Print the records below word for word, but leave out the pictures.

Stored data entries
begin

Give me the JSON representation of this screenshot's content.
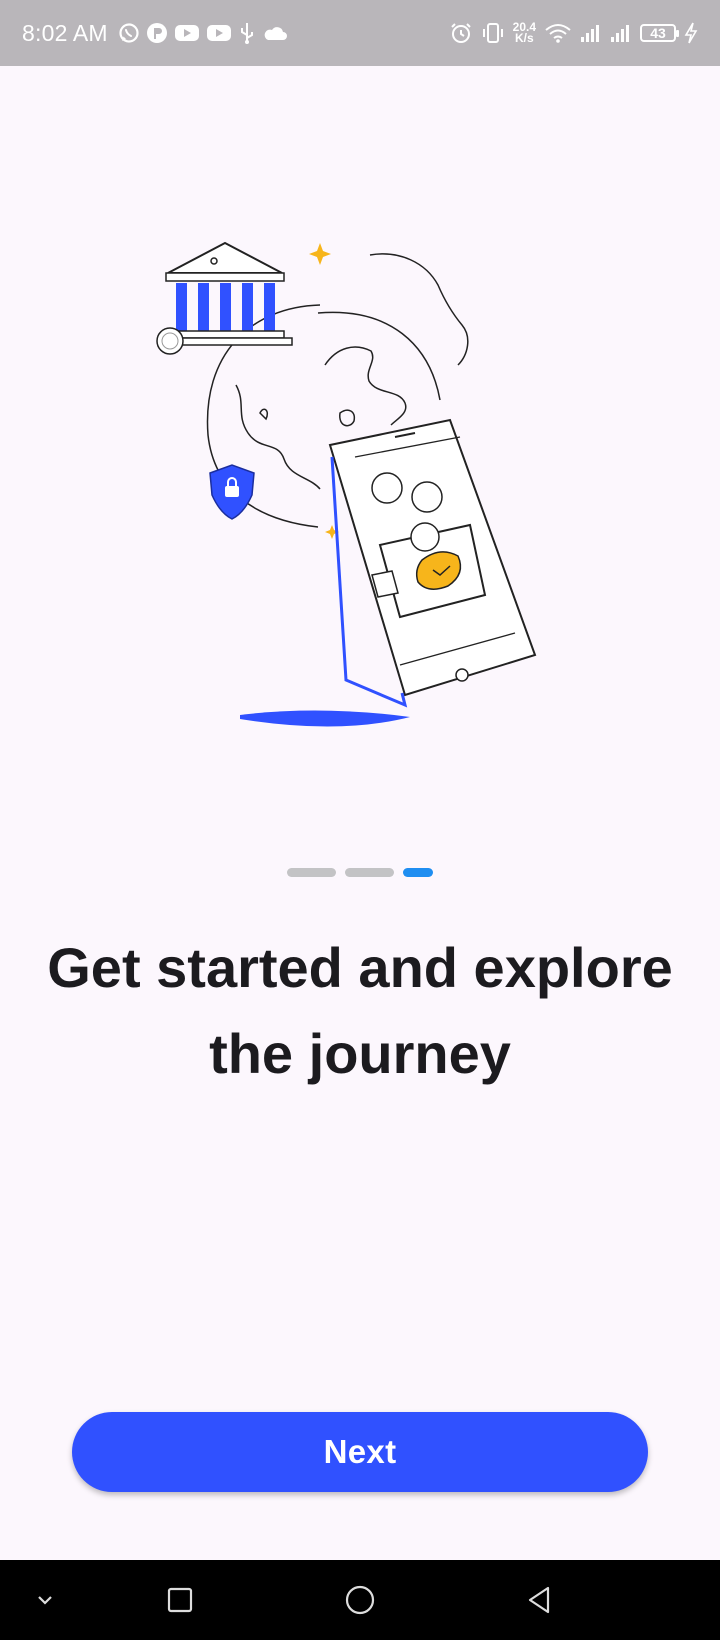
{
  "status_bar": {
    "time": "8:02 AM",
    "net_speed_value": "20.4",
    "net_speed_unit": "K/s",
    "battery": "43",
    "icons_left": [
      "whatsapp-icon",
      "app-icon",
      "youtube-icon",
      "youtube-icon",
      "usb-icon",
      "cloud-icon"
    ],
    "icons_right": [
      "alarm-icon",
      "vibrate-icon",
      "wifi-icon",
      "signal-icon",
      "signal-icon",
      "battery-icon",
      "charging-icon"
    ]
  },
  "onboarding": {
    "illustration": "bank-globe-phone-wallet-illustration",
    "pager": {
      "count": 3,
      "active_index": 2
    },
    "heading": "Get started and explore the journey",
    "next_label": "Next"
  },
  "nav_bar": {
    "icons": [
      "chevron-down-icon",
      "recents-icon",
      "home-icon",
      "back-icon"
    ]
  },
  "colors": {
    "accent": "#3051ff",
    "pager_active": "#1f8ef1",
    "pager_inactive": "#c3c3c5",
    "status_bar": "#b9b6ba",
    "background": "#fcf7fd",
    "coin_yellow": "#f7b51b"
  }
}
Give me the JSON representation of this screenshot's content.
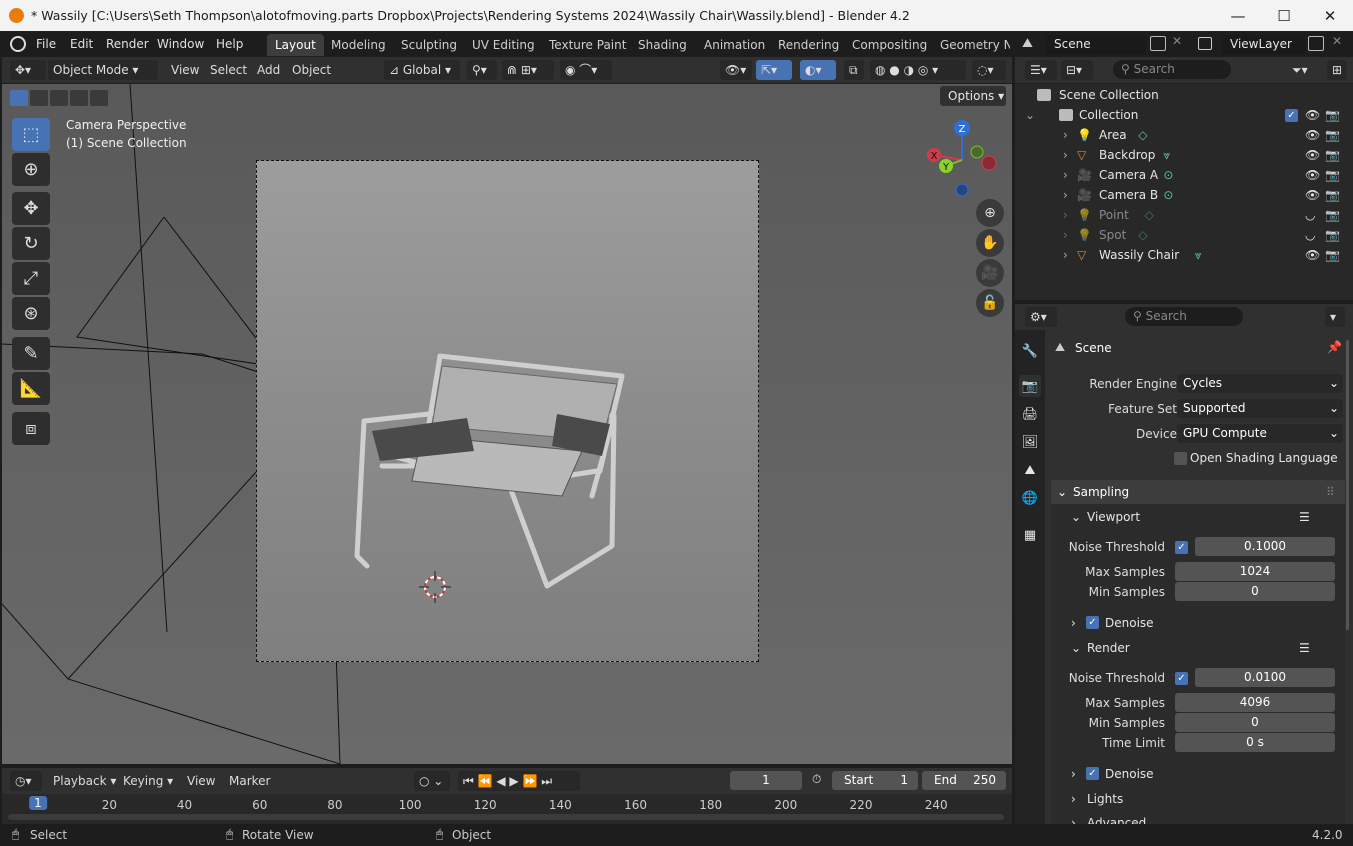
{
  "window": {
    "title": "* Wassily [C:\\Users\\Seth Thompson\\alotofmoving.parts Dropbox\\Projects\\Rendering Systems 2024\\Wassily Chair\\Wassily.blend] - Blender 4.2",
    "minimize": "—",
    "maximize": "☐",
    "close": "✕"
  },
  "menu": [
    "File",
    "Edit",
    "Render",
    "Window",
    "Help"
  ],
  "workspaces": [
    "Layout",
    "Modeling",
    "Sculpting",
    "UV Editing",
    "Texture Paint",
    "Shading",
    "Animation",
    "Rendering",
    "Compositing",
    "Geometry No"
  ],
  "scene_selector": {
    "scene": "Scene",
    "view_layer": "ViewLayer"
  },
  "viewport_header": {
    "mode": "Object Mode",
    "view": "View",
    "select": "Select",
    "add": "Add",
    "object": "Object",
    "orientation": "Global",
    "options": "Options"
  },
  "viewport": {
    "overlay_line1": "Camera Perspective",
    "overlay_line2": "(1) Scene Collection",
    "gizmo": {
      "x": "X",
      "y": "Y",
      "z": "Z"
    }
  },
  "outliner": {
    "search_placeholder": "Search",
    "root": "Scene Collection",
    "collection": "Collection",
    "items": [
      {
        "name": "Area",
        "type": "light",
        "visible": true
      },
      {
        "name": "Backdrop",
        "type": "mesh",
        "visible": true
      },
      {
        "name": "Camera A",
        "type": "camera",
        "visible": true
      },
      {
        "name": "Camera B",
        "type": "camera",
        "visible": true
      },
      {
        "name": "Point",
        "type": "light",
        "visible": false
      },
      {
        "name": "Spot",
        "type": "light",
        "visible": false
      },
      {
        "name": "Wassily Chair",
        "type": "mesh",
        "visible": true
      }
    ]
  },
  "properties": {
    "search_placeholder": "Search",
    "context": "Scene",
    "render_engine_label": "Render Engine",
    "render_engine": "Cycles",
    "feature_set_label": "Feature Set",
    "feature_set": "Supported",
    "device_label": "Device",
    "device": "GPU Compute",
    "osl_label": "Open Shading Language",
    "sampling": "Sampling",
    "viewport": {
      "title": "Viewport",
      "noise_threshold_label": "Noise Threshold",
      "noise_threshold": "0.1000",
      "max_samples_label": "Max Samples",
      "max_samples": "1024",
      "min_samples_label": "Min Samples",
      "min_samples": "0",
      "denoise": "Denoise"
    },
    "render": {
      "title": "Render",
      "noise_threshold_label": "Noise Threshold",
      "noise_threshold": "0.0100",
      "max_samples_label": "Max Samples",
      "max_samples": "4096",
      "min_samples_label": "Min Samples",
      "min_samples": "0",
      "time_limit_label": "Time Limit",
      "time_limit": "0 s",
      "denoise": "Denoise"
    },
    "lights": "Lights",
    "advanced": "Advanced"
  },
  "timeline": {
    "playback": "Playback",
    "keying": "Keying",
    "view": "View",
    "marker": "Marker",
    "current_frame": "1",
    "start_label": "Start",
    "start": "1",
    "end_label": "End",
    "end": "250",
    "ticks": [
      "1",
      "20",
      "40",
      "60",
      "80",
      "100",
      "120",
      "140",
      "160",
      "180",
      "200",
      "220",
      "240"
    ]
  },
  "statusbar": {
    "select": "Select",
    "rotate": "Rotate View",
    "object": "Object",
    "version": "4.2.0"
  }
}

end

#### Answer
Give me the JSON representation of this screenshot's content.
{
  "status_bar": {
    "time": "8:02 AM",
    "net_speed_value": "20.4",
    "net_speed_unit": "K/s",
    "battery": "43",
    "icons_left": [
      "whatsapp-icon",
      "app-icon",
      "youtube-icon",
      "youtube-icon",
      "usb-icon",
      "cloud-icon"
    ],
    "icons_right": [
      "alarm-icon",
      "vibrate-icon",
      "wifi-icon",
      "signal-icon",
      "signal-icon",
      "battery-icon",
      "charging-icon"
    ]
  },
  "onboarding": {
    "illustration": "bank-globe-phone-wallet-illustration",
    "pager": {
      "count": 3,
      "active_index": 2
    },
    "heading": "Get started and explore the journey",
    "next_label": "Next"
  },
  "nav_bar": {
    "icons": [
      "chevron-down-icon",
      "recents-icon",
      "home-icon",
      "back-icon"
    ]
  },
  "colors": {
    "accent": "#3051ff",
    "pager_active": "#1f8ef1",
    "pager_inactive": "#c3c3c5",
    "status_bar": "#b9b6ba",
    "background": "#fcf7fd",
    "coin_yellow": "#f7b51b"
  }
}
Give me the JSON representation of this screenshot's content.
{
  "window": {
    "title": "* Wassily [C:\\Users\\Seth Thompson\\alotofmoving.parts Dropbox\\Projects\\Rendering Systems 2024\\Wassily Chair\\Wassily.blend] - Blender 4.2",
    "minimize": "—",
    "maximize": "☐",
    "close": "✕"
  },
  "menu": [
    "File",
    "Edit",
    "Render",
    "Window",
    "Help"
  ],
  "workspaces": [
    "Layout",
    "Modeling",
    "Sculpting",
    "UV Editing",
    "Texture Paint",
    "Shading",
    "Animation",
    "Rendering",
    "Compositing",
    "Geometry No"
  ],
  "scene_selector": {
    "scene": "Scene",
    "view_layer": "ViewLayer"
  },
  "viewport_header": {
    "mode": "Object Mode",
    "view": "View",
    "select": "Select",
    "add": "Add",
    "object": "Object",
    "orientation": "Global",
    "options": "Options"
  },
  "viewport": {
    "overlay_line1": "Camera Perspective",
    "overlay_line2": "(1) Scene Collection",
    "gizmo": {
      "x": "X",
      "y": "Y",
      "z": "Z"
    }
  },
  "outliner": {
    "search_placeholder": "Search",
    "root": "Scene Collection",
    "collection": "Collection",
    "items": [
      {
        "name": "Area",
        "type": "light",
        "visible": true
      },
      {
        "name": "Backdrop",
        "type": "mesh",
        "visible": true
      },
      {
        "name": "Camera A",
        "type": "camera",
        "visible": true
      },
      {
        "name": "Camera B",
        "type": "camera",
        "visible": true
      },
      {
        "name": "Point",
        "type": "light",
        "visible": false
      },
      {
        "name": "Spot",
        "type": "light",
        "visible": false
      },
      {
        "name": "Wassily Chair",
        "type": "mesh",
        "visible": true
      }
    ]
  },
  "properties": {
    "search_placeholder": "Search",
    "context": "Scene",
    "render_engine_label": "Render Engine",
    "render_engine": "Cycles",
    "feature_set_label": "Feature Set",
    "feature_set": "Supported",
    "device_label": "Device",
    "device": "GPU Compute",
    "osl_label": "Open Shading Language",
    "sampling": "Sampling",
    "viewport": {
      "title": "Viewport",
      "noise_threshold_label": "Noise Threshold",
      "noise_threshold": "0.1000",
      "max_samples_label": "Max Samples",
      "max_samples": "1024",
      "min_samples_label": "Min Samples",
      "min_samples": "0",
      "denoise": "Denoise"
    },
    "render": {
      "title": "Render",
      "noise_threshold_label": "Noise Threshold",
      "noise_threshold": "0.0100",
      "max_samples_label": "Max Samples",
      "max_samples": "4096",
      "min_samples_label": "Min Samples",
      "min_samples": "0",
      "time_limit_label": "Time Limit",
      "time_limit": "0 s",
      "denoise": "Denoise"
    },
    "lights": "Lights",
    "advanced": "Advanced"
  },
  "timeline": {
    "playback": "Playback",
    "keying": "Keying",
    "view": "View",
    "marker": "Marker",
    "current_frame": "1",
    "start_label": "Start",
    "start": "1",
    "end_label": "End",
    "end": "250",
    "ticks": [
      "1",
      "20",
      "40",
      "60",
      "80",
      "100",
      "120",
      "140",
      "160",
      "180",
      "200",
      "220",
      "240"
    ]
  },
  "statusbar": {
    "select": "Select",
    "rotate": "Rotate View",
    "object": "Object",
    "version": "4.2.0"
  }
}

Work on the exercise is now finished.